* start *

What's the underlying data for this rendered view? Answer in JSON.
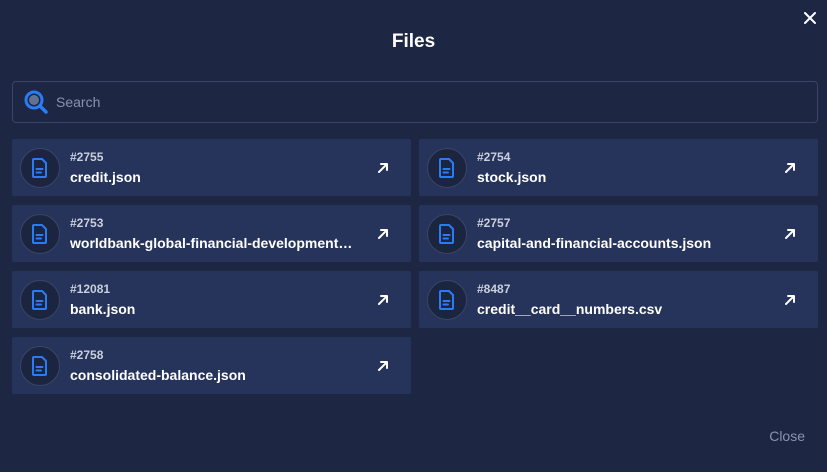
{
  "dialog": {
    "title": "Files",
    "close_icon": "close-icon",
    "close_button_label": "Close"
  },
  "search": {
    "placeholder": "Search",
    "value": "",
    "icon": "search-icon"
  },
  "colors": {
    "background": "#1d2743",
    "card": "#26345b",
    "accent": "#2a7cf6",
    "muted_text": "#8a93ad"
  },
  "files": [
    {
      "id": "#2755",
      "name": "credit.json",
      "icon": "file-icon",
      "action_icon": "open-external-icon"
    },
    {
      "id": "#2754",
      "name": "stock.json",
      "icon": "file-icon",
      "action_icon": "open-external-icon"
    },
    {
      "id": "#2753",
      "name": "worldbank-global-financial-development…",
      "icon": "file-icon",
      "action_icon": "open-external-icon"
    },
    {
      "id": "#2757",
      "name": "capital-and-financial-accounts.json",
      "icon": "file-icon",
      "action_icon": "open-external-icon"
    },
    {
      "id": "#12081",
      "name": "bank.json",
      "icon": "file-icon",
      "action_icon": "open-external-icon"
    },
    {
      "id": "#8487",
      "name": "credit__card__numbers.csv",
      "icon": "file-icon",
      "action_icon": "open-external-icon"
    },
    {
      "id": "#2758",
      "name": "consolidated-balance.json",
      "icon": "file-icon",
      "action_icon": "open-external-icon"
    }
  ]
}
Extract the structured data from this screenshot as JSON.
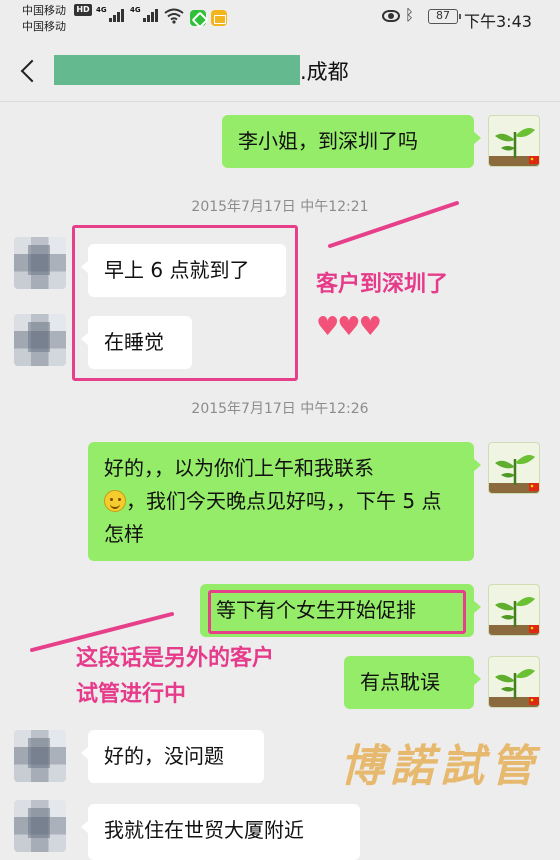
{
  "status_bar": {
    "carrier_1": "中国移动",
    "carrier_2": "中国移动",
    "hd": "HD",
    "net_1": "4G",
    "net_2": "4G",
    "battery": "87",
    "time": "下午3:43"
  },
  "header": {
    "title": ".成都"
  },
  "timestamps": {
    "t1": "2015年7月17日 中午12:21",
    "t2": "2015年7月17日 中午12:26"
  },
  "messages": {
    "m1": "李小姐，到深圳了吗",
    "m2": "早上 6 点就到了",
    "m3": "在睡觉",
    "m4_part1": "好的，，以为你们上午和我联系",
    "m4_part2": "，我们今天晚点见好吗，，下午 5 点怎样",
    "m5": "等下有个女生开始促排",
    "m6": "有点耽误",
    "m7": "好的，没问题",
    "m8": "我就住在世贸大厦附近"
  },
  "annotations": {
    "note_1": "客户到深圳了",
    "note_2_line1": "这段话是另外的客户",
    "note_2_line2": "试管进行中",
    "hearts": "♥♥♥",
    "watermark": "博諾試管",
    "color": "#e63b8a"
  },
  "icons": {
    "back": "chevron-left-icon",
    "self_avatar": "plant-sprout-icon",
    "emoji": "smile-emoji-icon"
  },
  "colors": {
    "self_bubble": "#95ec69",
    "other_bubble": "#ffffff",
    "background": "#ededed",
    "annotation": "#e6408b",
    "watermark": "#e7b769"
  }
}
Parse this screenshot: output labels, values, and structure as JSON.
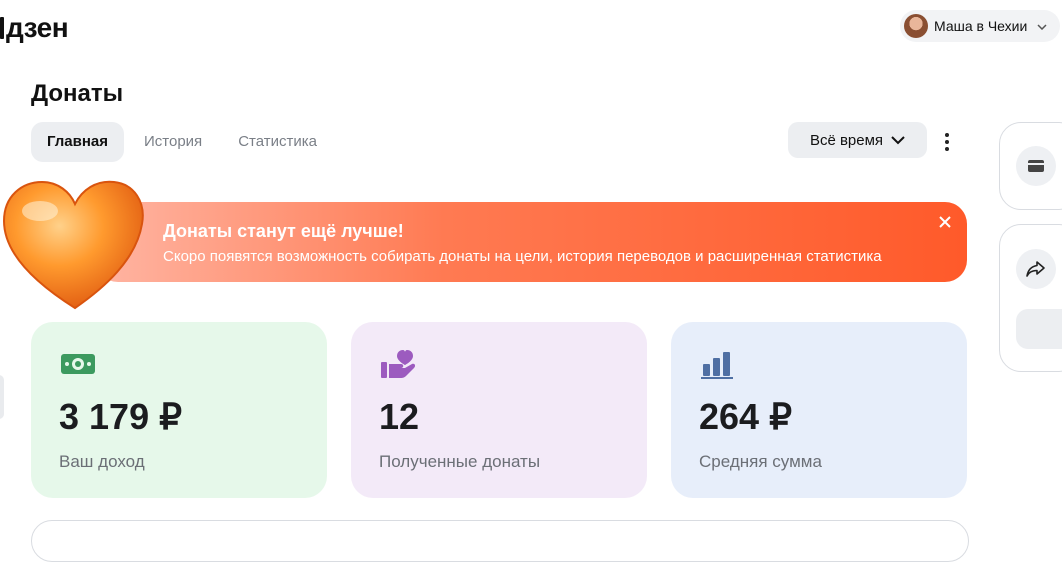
{
  "header": {
    "logo_text": "дзен",
    "profile_name": "Маша в Чехии"
  },
  "page": {
    "title": "Донаты",
    "tabs": [
      {
        "label": "Главная",
        "active": true
      },
      {
        "label": "История",
        "active": false
      },
      {
        "label": "Статистика",
        "active": false
      }
    ],
    "period_label": "Всё время"
  },
  "banner": {
    "title": "Донаты станут ещё лучше!",
    "text": "Скоро появятся возможность собирать донаты на цели, история переводов и расширенная статистика"
  },
  "stats": [
    {
      "icon": "money-icon",
      "value": "3 179 ₽",
      "label": "Ваш доход"
    },
    {
      "icon": "donation-hand-icon",
      "value": "12",
      "label": "Полученные донаты"
    },
    {
      "icon": "bar-chart-icon",
      "value": "264 ₽",
      "label": "Средняя сумма"
    }
  ],
  "colors": {
    "income_card": "#e6f8ea",
    "donations_card": "#f3eaf8",
    "average_card": "#e7eefa",
    "banner_accent": "#ff5a2a"
  }
}
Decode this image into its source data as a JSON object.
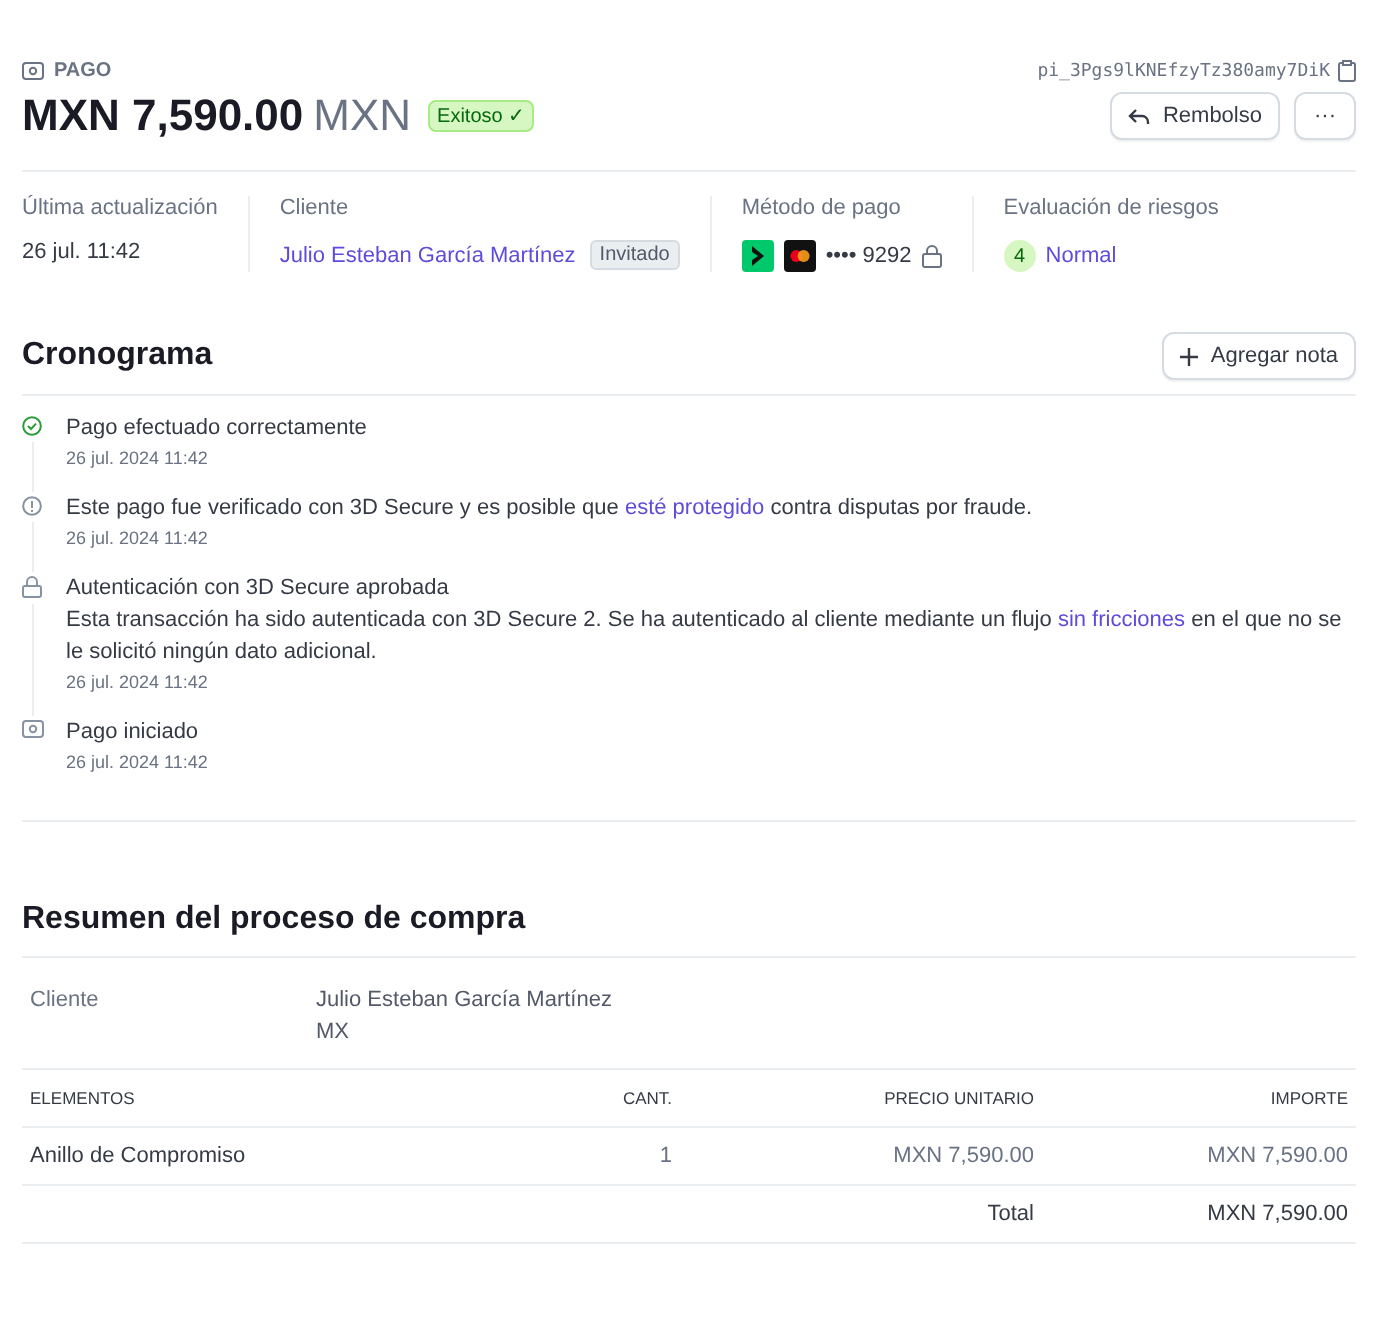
{
  "header": {
    "label": "PAGO",
    "payment_id": "pi_3Pgs9lKNEfzyTz380amy7DiK",
    "amount": "MXN 7,590.00",
    "currency": "MXN",
    "status": "Exitoso ✓",
    "buttons": [
      {
        "kind": "refund",
        "label": "Rembolso"
      },
      {
        "kind": "more",
        "label": "···"
      }
    ]
  },
  "summary": [
    {
      "label": "Última actualización",
      "kind": "text",
      "value": "26 jul. 11:42"
    },
    {
      "label": "Cliente",
      "kind": "customer",
      "value": "Julio Esteban García Martínez",
      "badge": "Invitado"
    },
    {
      "label": "Método de pago",
      "kind": "card",
      "value": "•••• 9292"
    },
    {
      "label": "Evaluación de riesgos",
      "kind": "risk",
      "score": "4",
      "value": "Normal"
    }
  ],
  "timeline": {
    "title": "Cronograma",
    "button": "Agregar nota",
    "events": [
      {
        "kind": "check",
        "parts": [
          {
            "kind": "text",
            "text": "Pago efectuado correctamente"
          }
        ],
        "date": "26 jul. 2024 11:42"
      },
      {
        "kind": "info",
        "parts": [
          {
            "kind": "text",
            "text": "Este pago fue verificado con 3D Secure y es posible que "
          },
          {
            "kind": "link",
            "text": "esté protegido"
          },
          {
            "kind": "text",
            "text": " contra disputas por fraude."
          }
        ],
        "date": "26 jul. 2024 11:42"
      },
      {
        "kind": "lock",
        "parts": [
          {
            "kind": "text",
            "text": "Autenticación con 3D Secure aprobada"
          }
        ],
        "detail": [
          {
            "kind": "text",
            "text": "Esta transacción ha sido autenticada con 3D Secure 2. Se ha autenticado al cliente mediante un flujo "
          },
          {
            "kind": "link",
            "text": "sin fricciones"
          },
          {
            "kind": "text",
            "text": " en el que no se le solicitó ningún dato adicional."
          }
        ],
        "date": "26 jul. 2024 11:42"
      },
      {
        "kind": "payment",
        "parts": [
          {
            "kind": "text",
            "text": "Pago iniciado"
          }
        ],
        "date": "26 jul. 2024 11:42"
      }
    ]
  },
  "checkout": {
    "title": "Resumen del proceso de compra",
    "customer_label": "Cliente",
    "customer_lines": [
      "Julio Esteban García Martínez",
      "MX"
    ],
    "columns": [
      "ELEMENTOS",
      "CANT.",
      "PRECIO UNITARIO",
      "IMPORTE"
    ],
    "rows": [
      [
        "Anillo de Compromiso",
        "1",
        "MXN 7,590.00",
        "MXN 7,590.00"
      ]
    ],
    "total_label": "Total",
    "total": "MXN 7,590.00"
  }
}
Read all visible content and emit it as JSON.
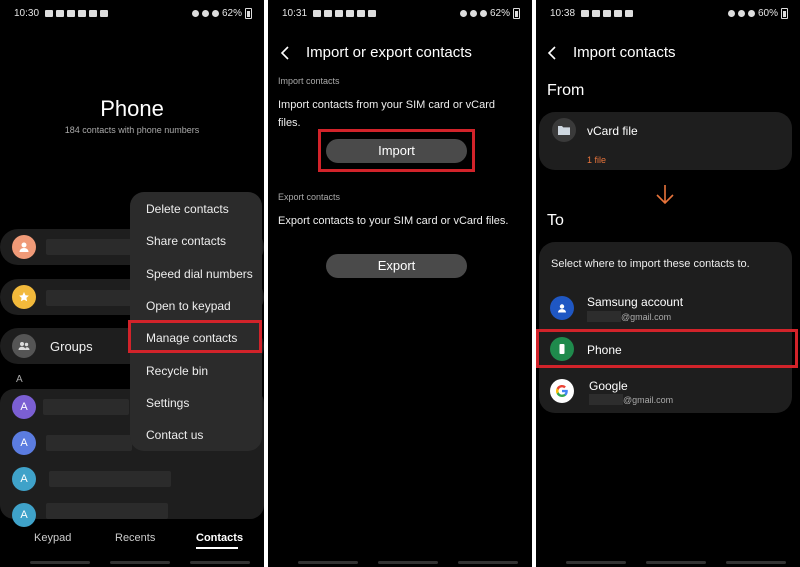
{
  "screen1": {
    "status": {
      "time": "10:30",
      "battery": "62%"
    },
    "title": "Phone",
    "subtitle": "184 contacts with phone numbers",
    "groups_label": "Groups",
    "section_letter": "A",
    "avatar_letter": "A",
    "menu": [
      "Delete contacts",
      "Share contacts",
      "Speed dial numbers",
      "Open to keypad",
      "Manage contacts",
      "Recycle bin",
      "Settings",
      "Contact us"
    ],
    "tabs": [
      "Keypad",
      "Recents",
      "Contacts"
    ]
  },
  "screen2": {
    "status": {
      "time": "10:31",
      "battery": "62%"
    },
    "header": "Import or export contacts",
    "import_section": "Import contacts",
    "import_desc": "Import contacts from your SIM card or vCard files.",
    "import_button": "Import",
    "export_section": "Export contacts",
    "export_desc": "Export contacts to your SIM card or vCard files.",
    "export_button": "Export"
  },
  "screen3": {
    "status": {
      "time": "10:38",
      "battery": "60%"
    },
    "header": "Import contacts",
    "from_label": "From",
    "vcard_title": "vCard file",
    "vcard_count": "1 file",
    "to_label": "To",
    "to_prompt": "Select where to import these contacts to.",
    "samsung_title": "Samsung account",
    "samsung_email": "@gmail.com",
    "phone_title": "Phone",
    "google_title": "Google",
    "google_email": "@gmail.com"
  },
  "colors": {
    "highlight": "#d2232a",
    "accent_orange": "#e8743b",
    "samsung_blue": "#1f57c3",
    "phone_green": "#1f8a4c"
  }
}
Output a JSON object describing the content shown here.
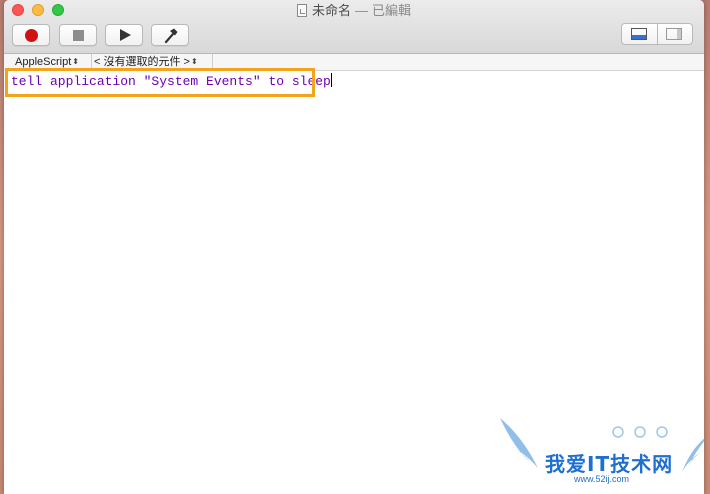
{
  "window": {
    "title": "未命名",
    "title_separator": "—",
    "status": "已編輯"
  },
  "toolbar": {
    "buttons": [
      {
        "id": "record",
        "icon": "record-icon"
      },
      {
        "id": "stop",
        "icon": "stop-icon"
      },
      {
        "id": "run",
        "icon": "play-icon"
      },
      {
        "id": "compile",
        "icon": "hammer-icon"
      }
    ],
    "view_toggle": [
      {
        "id": "bottom-pane",
        "icon": "bottom-pane-icon",
        "selected": true
      },
      {
        "id": "side-pane",
        "icon": "side-pane-icon",
        "selected": false
      }
    ]
  },
  "navbar": {
    "language": "AppleScript",
    "element": "< 沒有選取的元件 >"
  },
  "editor": {
    "code": "tell application \"System Events\" to sleep"
  },
  "colors": {
    "code_text": "#6e00b4",
    "highlight": "#f3a41c",
    "record": "#cf1313",
    "watermark": "#1e6fd0"
  },
  "watermark": {
    "text": "我爱IT技术网",
    "url": "www.52ij.com"
  }
}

* end *

### [Given problem]
Go through the entries and return each line where the word "data" appears.

### [Exercise solution]
What's the underlying data for this rendered view? Answer in JSON.
Extract the structured data from this screenshot as JSON.
Decode this image into its source data as a JSON object.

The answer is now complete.